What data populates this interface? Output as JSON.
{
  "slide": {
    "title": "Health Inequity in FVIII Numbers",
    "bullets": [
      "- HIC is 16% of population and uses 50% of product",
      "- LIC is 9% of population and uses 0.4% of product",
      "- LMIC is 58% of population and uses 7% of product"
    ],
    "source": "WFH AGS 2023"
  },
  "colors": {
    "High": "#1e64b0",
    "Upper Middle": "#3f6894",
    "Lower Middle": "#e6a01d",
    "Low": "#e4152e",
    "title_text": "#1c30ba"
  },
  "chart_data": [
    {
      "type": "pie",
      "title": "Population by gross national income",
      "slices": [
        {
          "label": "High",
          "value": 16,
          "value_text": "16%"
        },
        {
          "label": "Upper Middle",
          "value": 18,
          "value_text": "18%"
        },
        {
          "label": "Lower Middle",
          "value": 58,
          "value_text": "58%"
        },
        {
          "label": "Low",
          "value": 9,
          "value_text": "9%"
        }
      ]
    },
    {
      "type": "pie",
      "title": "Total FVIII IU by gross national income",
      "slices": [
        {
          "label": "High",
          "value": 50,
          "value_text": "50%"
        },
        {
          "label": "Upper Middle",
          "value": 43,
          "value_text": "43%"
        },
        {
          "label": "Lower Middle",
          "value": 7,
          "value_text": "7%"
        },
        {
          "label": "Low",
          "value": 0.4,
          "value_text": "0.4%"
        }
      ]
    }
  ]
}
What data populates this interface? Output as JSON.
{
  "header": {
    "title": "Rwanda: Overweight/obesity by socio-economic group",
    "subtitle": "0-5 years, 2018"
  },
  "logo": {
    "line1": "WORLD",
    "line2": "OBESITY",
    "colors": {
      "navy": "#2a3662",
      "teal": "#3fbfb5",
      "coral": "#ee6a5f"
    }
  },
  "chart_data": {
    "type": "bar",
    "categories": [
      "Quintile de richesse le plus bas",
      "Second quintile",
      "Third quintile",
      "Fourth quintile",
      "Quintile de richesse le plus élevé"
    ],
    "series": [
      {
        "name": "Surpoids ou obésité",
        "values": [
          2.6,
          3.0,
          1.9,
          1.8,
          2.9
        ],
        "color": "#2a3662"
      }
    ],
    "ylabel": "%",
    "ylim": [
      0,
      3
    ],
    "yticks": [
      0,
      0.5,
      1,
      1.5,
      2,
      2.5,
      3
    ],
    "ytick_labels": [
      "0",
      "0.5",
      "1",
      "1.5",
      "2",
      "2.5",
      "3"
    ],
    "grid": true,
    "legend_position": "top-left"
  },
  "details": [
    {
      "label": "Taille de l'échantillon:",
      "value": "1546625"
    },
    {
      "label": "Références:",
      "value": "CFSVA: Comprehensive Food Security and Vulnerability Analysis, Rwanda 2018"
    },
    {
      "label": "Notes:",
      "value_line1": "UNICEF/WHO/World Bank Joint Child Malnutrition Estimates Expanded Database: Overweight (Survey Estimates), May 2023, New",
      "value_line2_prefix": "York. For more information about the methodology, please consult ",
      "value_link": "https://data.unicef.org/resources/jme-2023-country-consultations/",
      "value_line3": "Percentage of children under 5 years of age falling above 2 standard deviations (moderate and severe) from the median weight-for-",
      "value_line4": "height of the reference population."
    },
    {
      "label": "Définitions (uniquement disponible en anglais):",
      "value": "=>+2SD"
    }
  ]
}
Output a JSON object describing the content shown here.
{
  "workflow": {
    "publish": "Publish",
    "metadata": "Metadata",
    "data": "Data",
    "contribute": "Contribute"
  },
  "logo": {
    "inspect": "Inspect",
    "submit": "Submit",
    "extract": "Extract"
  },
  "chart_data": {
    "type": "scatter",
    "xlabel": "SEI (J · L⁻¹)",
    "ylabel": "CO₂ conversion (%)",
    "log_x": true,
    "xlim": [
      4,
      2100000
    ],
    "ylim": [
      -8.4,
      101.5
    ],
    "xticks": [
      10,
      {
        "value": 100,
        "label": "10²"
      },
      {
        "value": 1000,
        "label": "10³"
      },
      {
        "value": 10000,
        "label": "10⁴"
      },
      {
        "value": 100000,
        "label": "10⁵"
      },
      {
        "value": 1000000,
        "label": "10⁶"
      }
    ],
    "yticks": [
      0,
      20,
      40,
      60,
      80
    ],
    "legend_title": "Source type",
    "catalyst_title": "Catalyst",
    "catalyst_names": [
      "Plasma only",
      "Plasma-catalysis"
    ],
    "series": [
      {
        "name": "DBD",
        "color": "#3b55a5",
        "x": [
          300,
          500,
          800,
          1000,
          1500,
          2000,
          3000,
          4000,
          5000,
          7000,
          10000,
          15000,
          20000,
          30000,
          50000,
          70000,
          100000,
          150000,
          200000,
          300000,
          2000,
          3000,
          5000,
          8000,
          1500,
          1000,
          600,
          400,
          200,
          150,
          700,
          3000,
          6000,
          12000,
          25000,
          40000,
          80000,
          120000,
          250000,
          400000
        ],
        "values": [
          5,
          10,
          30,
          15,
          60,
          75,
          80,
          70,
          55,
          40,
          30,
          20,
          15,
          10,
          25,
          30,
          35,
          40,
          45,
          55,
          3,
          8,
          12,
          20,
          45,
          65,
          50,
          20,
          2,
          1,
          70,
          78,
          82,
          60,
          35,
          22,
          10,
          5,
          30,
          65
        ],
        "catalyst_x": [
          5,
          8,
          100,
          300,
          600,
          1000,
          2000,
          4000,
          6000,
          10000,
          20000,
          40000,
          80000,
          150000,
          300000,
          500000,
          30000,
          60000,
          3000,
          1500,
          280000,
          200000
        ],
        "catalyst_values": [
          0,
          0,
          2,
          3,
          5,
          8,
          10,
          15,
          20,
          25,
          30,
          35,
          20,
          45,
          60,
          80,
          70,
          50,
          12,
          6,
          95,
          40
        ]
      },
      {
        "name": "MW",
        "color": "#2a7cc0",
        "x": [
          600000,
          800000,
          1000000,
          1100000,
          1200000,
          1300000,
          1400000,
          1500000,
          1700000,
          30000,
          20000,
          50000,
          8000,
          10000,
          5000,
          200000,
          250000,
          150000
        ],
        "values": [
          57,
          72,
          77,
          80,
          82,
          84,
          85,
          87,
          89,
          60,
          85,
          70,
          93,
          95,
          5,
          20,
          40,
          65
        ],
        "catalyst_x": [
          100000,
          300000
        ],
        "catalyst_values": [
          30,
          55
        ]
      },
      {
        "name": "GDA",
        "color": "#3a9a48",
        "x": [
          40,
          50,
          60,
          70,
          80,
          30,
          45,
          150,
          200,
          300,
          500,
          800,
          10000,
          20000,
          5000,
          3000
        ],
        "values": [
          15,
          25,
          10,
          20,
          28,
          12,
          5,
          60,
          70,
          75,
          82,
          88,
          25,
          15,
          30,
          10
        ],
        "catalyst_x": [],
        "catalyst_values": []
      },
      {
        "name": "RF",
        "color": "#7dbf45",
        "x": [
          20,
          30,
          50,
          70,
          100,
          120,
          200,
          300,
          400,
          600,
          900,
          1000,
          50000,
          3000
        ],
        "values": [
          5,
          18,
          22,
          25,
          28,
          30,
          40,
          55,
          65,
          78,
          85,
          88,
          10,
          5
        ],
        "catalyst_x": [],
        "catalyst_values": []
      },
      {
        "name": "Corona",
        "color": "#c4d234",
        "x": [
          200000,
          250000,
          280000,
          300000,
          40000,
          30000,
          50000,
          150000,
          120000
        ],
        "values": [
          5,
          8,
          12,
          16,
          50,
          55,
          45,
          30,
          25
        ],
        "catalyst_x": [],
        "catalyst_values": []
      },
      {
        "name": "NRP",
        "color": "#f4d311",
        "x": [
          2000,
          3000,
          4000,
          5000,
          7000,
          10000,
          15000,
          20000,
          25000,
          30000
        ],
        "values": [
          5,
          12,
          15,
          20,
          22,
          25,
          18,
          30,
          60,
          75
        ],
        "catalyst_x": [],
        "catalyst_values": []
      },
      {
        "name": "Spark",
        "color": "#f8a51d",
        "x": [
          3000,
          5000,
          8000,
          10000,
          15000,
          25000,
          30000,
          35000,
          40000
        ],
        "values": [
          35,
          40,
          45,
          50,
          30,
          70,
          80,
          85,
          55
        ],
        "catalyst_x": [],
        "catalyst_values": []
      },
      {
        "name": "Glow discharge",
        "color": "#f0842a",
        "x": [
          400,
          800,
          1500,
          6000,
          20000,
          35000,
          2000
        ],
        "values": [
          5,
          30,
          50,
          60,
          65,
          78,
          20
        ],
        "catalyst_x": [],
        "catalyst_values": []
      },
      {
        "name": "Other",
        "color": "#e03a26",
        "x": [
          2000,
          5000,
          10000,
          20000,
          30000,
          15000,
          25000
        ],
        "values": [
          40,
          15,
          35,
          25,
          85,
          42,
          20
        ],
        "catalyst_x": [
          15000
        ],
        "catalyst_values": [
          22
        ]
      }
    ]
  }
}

▬▬▬▬▬▬▬▬▬▬

● **Objective**
Tally the lines holding the string "income" and give only the count.

● **Reply**
2